[Source data]

Begin

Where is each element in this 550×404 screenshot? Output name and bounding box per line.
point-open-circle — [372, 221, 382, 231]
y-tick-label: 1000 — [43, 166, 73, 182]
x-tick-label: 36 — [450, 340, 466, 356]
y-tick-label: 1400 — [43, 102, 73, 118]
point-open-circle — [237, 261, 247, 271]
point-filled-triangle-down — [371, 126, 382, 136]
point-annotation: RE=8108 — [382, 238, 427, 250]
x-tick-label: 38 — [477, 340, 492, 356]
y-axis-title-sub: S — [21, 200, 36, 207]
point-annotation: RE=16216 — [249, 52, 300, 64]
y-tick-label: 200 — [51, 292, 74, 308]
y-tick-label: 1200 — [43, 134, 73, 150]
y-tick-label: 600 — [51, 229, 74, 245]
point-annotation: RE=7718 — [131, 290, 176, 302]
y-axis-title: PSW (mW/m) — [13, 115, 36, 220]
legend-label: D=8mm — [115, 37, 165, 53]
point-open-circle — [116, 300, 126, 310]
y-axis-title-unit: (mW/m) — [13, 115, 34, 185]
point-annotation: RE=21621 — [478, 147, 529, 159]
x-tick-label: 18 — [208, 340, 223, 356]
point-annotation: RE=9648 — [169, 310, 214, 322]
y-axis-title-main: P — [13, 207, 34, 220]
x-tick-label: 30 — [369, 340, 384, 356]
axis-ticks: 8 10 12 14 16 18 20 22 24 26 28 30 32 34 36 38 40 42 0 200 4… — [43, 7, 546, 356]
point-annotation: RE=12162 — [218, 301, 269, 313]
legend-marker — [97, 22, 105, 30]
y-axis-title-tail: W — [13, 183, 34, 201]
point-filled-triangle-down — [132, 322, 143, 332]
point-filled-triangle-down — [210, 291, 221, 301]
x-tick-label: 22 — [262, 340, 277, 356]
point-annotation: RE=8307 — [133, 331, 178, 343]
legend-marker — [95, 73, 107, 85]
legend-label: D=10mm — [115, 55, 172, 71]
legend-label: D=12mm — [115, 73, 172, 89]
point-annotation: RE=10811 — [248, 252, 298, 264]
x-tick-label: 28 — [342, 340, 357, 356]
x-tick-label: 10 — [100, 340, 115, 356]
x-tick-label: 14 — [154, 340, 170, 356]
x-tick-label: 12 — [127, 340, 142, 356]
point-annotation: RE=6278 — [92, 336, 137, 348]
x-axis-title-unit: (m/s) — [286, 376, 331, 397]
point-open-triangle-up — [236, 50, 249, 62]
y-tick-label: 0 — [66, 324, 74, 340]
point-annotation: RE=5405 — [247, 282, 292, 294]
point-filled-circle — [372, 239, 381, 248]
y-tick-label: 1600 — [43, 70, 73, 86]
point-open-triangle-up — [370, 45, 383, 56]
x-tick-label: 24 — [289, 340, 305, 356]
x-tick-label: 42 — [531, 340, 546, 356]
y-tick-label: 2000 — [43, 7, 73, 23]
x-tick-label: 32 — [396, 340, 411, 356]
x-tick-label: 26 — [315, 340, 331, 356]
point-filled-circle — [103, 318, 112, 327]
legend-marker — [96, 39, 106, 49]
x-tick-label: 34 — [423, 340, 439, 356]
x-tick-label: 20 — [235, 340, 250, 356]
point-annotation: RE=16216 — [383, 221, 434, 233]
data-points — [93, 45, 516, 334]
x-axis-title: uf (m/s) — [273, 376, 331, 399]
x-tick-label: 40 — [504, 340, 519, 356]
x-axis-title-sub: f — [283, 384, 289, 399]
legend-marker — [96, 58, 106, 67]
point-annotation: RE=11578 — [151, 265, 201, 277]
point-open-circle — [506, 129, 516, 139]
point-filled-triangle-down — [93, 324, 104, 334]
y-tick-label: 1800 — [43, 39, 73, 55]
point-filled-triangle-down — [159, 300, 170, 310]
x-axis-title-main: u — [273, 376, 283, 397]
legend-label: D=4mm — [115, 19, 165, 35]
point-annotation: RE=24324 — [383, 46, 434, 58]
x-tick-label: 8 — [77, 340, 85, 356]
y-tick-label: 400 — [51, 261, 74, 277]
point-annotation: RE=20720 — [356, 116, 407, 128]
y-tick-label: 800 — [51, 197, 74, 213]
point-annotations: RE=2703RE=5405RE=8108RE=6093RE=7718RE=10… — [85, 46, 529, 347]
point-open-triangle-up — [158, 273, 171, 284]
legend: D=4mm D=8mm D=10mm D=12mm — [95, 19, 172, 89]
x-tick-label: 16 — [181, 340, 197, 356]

End

## The problem
Please copy out the data above line for line, with no changes.

## Completed task
Where is each element in this 550×404 screenshot? Output name and bounding box per line.
point-open-circle — [372, 221, 382, 231]
y-tick-label: 1000 — [43, 166, 73, 182]
x-tick-label: 36 — [450, 340, 466, 356]
y-tick-label: 1400 — [43, 102, 73, 118]
point-open-circle — [237, 261, 247, 271]
point-filled-triangle-down — [371, 126, 382, 136]
point-annotation: RE=8108 — [382, 238, 427, 250]
x-tick-label: 38 — [477, 340, 492, 356]
y-axis-title-sub: S — [21, 200, 36, 207]
point-annotation: RE=16216 — [249, 52, 300, 64]
y-tick-label: 200 — [51, 292, 74, 308]
y-tick-label: 1200 — [43, 134, 73, 150]
y-tick-label: 600 — [51, 229, 74, 245]
point-annotation: RE=7718 — [131, 290, 176, 302]
y-axis-title: PSW (mW/m) — [13, 115, 36, 220]
legend-label: D=8mm — [115, 37, 165, 53]
point-open-circle — [116, 300, 126, 310]
y-axis-title-unit: (mW/m) — [13, 115, 34, 185]
point-annotation: RE=21621 — [478, 147, 529, 159]
x-tick-label: 18 — [208, 340, 223, 356]
point-annotation: RE=9648 — [169, 310, 214, 322]
y-axis-title-main: P — [13, 207, 34, 220]
x-tick-label: 30 — [369, 340, 384, 356]
axis-ticks: 8 10 12 14 16 18 20 22 24 26 28 30 32 34 36 38 40 42 0 200 4… — [43, 7, 546, 356]
point-annotation: RE=12162 — [218, 301, 269, 313]
legend-marker — [97, 22, 105, 30]
y-axis-title-tail: W — [13, 183, 34, 201]
point-filled-triangle-down — [132, 322, 143, 332]
point-filled-triangle-down — [210, 291, 221, 301]
x-tick-label: 22 — [262, 340, 277, 356]
point-annotation: RE=8307 — [133, 331, 178, 343]
legend-marker — [95, 73, 107, 85]
legend-label: D=10mm — [115, 55, 172, 71]
legend-label: D=12mm — [115, 73, 172, 89]
point-annotation: RE=10811 — [248, 252, 298, 264]
x-tick-label: 28 — [342, 340, 357, 356]
x-tick-label: 10 — [100, 340, 115, 356]
x-tick-label: 14 — [154, 340, 170, 356]
x-tick-label: 12 — [127, 340, 142, 356]
point-annotation: RE=6278 — [92, 336, 137, 348]
x-axis-title-unit: (m/s) — [286, 376, 331, 397]
point-open-triangle-up — [236, 50, 249, 62]
y-tick-label: 0 — [66, 324, 74, 340]
point-annotation: RE=5405 — [247, 282, 292, 294]
point-filled-circle — [372, 239, 381, 248]
y-tick-label: 1600 — [43, 70, 73, 86]
point-open-triangle-up — [370, 45, 383, 56]
x-tick-label: 24 — [289, 340, 305, 356]
x-tick-label: 42 — [531, 340, 546, 356]
y-tick-label: 2000 — [43, 7, 73, 23]
x-tick-label: 32 — [396, 340, 411, 356]
x-tick-label: 26 — [315, 340, 331, 356]
point-filled-circle — [103, 318, 112, 327]
legend-marker — [96, 39, 106, 49]
x-tick-label: 34 — [423, 340, 439, 356]
x-tick-label: 20 — [235, 340, 250, 356]
point-annotation: RE=16216 — [383, 221, 434, 233]
data-points — [93, 45, 516, 334]
x-axis-title: uf (m/s) — [273, 376, 331, 399]
x-tick-label: 40 — [504, 340, 519, 356]
x-axis-title-sub: f — [283, 384, 289, 399]
legend-marker — [96, 58, 106, 67]
point-annotation: RE=11578 — [151, 265, 201, 277]
point-open-circle — [506, 129, 516, 139]
point-filled-triangle-down — [93, 324, 104, 334]
y-tick-label: 1800 — [43, 39, 73, 55]
point-filled-triangle-down — [159, 300, 170, 310]
x-axis-title-main: u — [273, 376, 283, 397]
legend-label: D=4mm — [115, 19, 165, 35]
point-annotation: RE=24324 — [383, 46, 434, 58]
x-tick-label: 8 — [77, 340, 85, 356]
y-tick-label: 400 — [51, 261, 74, 277]
point-annotation: RE=20720 — [356, 116, 407, 128]
y-tick-label: 800 — [51, 197, 74, 213]
point-annotations: RE=2703RE=5405RE=8108RE=6093RE=7718RE=10… — [85, 46, 529, 347]
point-open-triangle-up — [158, 273, 171, 284]
legend: D=4mm D=8mm D=10mm D=12mm — [95, 19, 172, 89]
x-tick-label: 16 — [181, 340, 197, 356]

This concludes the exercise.